- Data to process:
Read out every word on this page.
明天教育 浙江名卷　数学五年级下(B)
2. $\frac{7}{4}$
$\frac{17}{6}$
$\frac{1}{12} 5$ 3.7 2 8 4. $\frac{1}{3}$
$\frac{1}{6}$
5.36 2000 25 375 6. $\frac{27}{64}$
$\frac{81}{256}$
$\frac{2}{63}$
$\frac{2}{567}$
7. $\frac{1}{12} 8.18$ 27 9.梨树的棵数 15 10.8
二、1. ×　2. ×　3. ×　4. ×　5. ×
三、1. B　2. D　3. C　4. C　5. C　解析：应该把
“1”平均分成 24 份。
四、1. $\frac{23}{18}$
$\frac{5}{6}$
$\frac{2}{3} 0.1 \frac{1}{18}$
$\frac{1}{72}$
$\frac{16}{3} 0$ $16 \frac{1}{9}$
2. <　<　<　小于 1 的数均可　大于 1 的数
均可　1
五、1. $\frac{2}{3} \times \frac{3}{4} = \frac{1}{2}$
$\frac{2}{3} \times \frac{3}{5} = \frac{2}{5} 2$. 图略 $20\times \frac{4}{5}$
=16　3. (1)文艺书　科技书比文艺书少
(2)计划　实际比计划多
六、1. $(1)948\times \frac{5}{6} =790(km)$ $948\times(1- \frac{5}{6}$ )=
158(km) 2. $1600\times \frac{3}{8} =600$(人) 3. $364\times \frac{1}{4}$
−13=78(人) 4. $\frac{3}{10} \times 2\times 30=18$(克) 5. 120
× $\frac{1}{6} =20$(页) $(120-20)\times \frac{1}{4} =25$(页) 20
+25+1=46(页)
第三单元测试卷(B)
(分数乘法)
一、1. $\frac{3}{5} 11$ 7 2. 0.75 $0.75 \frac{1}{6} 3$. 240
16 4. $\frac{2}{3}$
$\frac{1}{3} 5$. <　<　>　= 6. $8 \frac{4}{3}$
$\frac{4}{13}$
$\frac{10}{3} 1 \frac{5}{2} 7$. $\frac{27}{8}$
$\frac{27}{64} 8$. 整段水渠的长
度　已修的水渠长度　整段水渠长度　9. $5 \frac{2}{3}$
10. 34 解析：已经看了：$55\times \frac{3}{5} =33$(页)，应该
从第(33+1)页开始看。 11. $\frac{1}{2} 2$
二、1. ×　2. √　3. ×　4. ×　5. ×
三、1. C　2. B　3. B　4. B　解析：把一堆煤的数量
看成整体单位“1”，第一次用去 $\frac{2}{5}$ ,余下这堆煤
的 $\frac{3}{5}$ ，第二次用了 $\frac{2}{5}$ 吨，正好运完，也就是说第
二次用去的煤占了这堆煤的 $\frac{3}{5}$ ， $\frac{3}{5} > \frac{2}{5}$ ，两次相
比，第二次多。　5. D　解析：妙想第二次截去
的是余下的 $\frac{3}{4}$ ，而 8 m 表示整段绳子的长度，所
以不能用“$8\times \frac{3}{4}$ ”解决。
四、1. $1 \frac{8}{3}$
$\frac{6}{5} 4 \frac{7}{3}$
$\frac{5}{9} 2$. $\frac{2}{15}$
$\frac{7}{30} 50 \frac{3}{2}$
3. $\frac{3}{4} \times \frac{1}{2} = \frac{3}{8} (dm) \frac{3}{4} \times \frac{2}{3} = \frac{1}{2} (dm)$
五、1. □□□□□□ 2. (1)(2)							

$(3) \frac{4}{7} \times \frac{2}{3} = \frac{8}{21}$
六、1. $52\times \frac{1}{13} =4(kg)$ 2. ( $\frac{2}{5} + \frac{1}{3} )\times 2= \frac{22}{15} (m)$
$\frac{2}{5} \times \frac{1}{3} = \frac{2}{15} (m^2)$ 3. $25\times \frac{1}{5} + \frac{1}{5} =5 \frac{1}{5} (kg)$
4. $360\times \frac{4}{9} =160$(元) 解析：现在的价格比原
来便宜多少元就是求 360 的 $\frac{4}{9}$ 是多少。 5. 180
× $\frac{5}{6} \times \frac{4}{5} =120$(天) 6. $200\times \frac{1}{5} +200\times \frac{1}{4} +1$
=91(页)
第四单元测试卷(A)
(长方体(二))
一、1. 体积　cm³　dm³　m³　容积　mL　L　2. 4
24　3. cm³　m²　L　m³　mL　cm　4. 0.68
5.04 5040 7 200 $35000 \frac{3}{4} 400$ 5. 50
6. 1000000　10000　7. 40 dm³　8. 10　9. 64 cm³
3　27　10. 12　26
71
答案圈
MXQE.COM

- What is required: All of the data above should be transcribed exactly.

- The output:
Read out every word on this page.
明天教育 浙江名卷　数学五年级下(B)
2. $\frac{7}{4}$
$\frac{17}{6}$
$\frac{1}{12} 5$ 3.7 2 8 4. $\frac{1}{3}$
$\frac{1}{6}$
5.36 2000 25 375 6. $\frac{27}{64}$
$\frac{81}{256}$
$\frac{2}{63}$
$\frac{2}{567}$
7. $\frac{1}{12} 8.18$ 27 9.梨树的棵数 15 10.8
二、1. ×　2. ×　3. ×　4. ×　5. ×
三、1. B　2. D　3. C　4. C　5. C　解析：应该把
“1”平均分成 24 份。
四、1. $\frac{23}{18}$
$\frac{5}{6}$
$\frac{2}{3} 0.1 \frac{1}{18}$
$\frac{1}{72}$
$\frac{16}{3} 0$ $16 \frac{1}{9}$
2. <　<　<　小于 1 的数均可　大于 1 的数
均可　1
五、1. $\frac{2}{3} \times \frac{3}{4} = \frac{1}{2}$
$\frac{2}{3} \times \frac{3}{5} = \frac{2}{5} 2$. 图略 $20\times \frac{4}{5}$
=16　3. (1)文艺书　科技书比文艺书少
(2)计划　实际比计划多
六、1. $(1)948\times \frac{5}{6} =790(km)$ $948\times(1- \frac{5}{6}$ )=
158(km) 2. $1600\times \frac{3}{8} =600$(人) 3. $364\times \frac{1}{4}$
−13=78(人) 4. $\frac{3}{10} \times 2\times 30=18$(克) 5. 120
× $\frac{1}{6} =20$(页) $(120-20)\times \frac{1}{4} =25$(页) 20
+25+1=46(页)
第三单元测试卷(B)
(分数乘法)
一、1. $\frac{3}{5} 11$ 7 2. 0.75 $0.75 \frac{1}{6} 3$. 240
16 4. $\frac{2}{3}$
$\frac{1}{3} 5$. <　<　>　= 6. $8 \frac{4}{3}$
$\frac{4}{13}$
$\frac{10}{3} 1 \frac{5}{2} 7$. $\frac{27}{8}$
$\frac{27}{64} 8$. 整段水渠的长
度　已修的水渠长度　整段水渠长度　9. $5 \frac{2}{3}$
10. 34 解析：已经看了：$55\times \frac{3}{5} =33$(页)，应该
从第(33+1)页开始看。 11. $\frac{1}{2} 2$
二、1. ×　2. √　3. ×　4. ×　5. ×
三、1. C　2. B　3. B　4. B　解析：把一堆煤的数量
看成整体单位“1”，第一次用去 $\frac{2}{5}$ ,余下这堆煤
的 $\frac{3}{5}$ ，第二次用了 $\frac{2}{5}$ 吨，正好运完，也就是说第
二次用去的煤占了这堆煤的 $\frac{3}{5}$ ， $\frac{3}{5} > \frac{2}{5}$ ，两次相
比，第二次多。　5. D　解析：妙想第二次截去
的是余下的 $\frac{3}{4}$ ，而 8 m 表示整段绳子的长度，所
以不能用“$8\times \frac{3}{4}$ ”解决。
四、1. $1 \frac{8}{3}$
$\frac{6}{5} 4 \frac{7}{3}$
$\frac{5}{9} 2$. $\frac{2}{15}$
$\frac{7}{30} 50 \frac{3}{2}$
3. $\frac{3}{4} \times \frac{1}{2} = \frac{3}{8} (dm) \frac{3}{4} \times \frac{2}{3} = \frac{1}{2} (dm)$
五、1. □□□□□□ 2. (1)(2)							

$(3) \frac{4}{7} \times \frac{2}{3} = \frac{8}{21}$
六、1. $52\times \frac{1}{13} =4(kg)$ 2. ( $\frac{2}{5} + \frac{1}{3} )\times 2= \frac{22}{15} (m)$
$\frac{2}{5} \times \frac{1}{3} = \frac{2}{15} (m^2)$ 3. $25\times \frac{1}{5} + \frac{1}{5} =5 \frac{1}{5} (kg)$
4. $360\times \frac{4}{9} =160$(元) 解析：现在的价格比原
来便宜多少元就是求 360 的 $\frac{4}{9}$ 是多少。 5. 180
× $\frac{5}{6} \times \frac{4}{5} =120$(天) 6. $200\times \frac{1}{5} +200\times \frac{1}{4} +1$
=91(页)
第四单元测试卷(A)
(长方体(二))
一、1. 体积　cm³　dm³　m³　容积　mL　L　2. 4
24　3. cm³　m²　L　m³　mL　cm　4. 0.68
5.04 5040 7 200 $35000 \frac{3}{4} 400$ 5. 50
6. 1000000　10000　7. 40 dm³　8. 10　9. 64 cm³
3　27　10. 12　26
71
答案圈
MXQE.COM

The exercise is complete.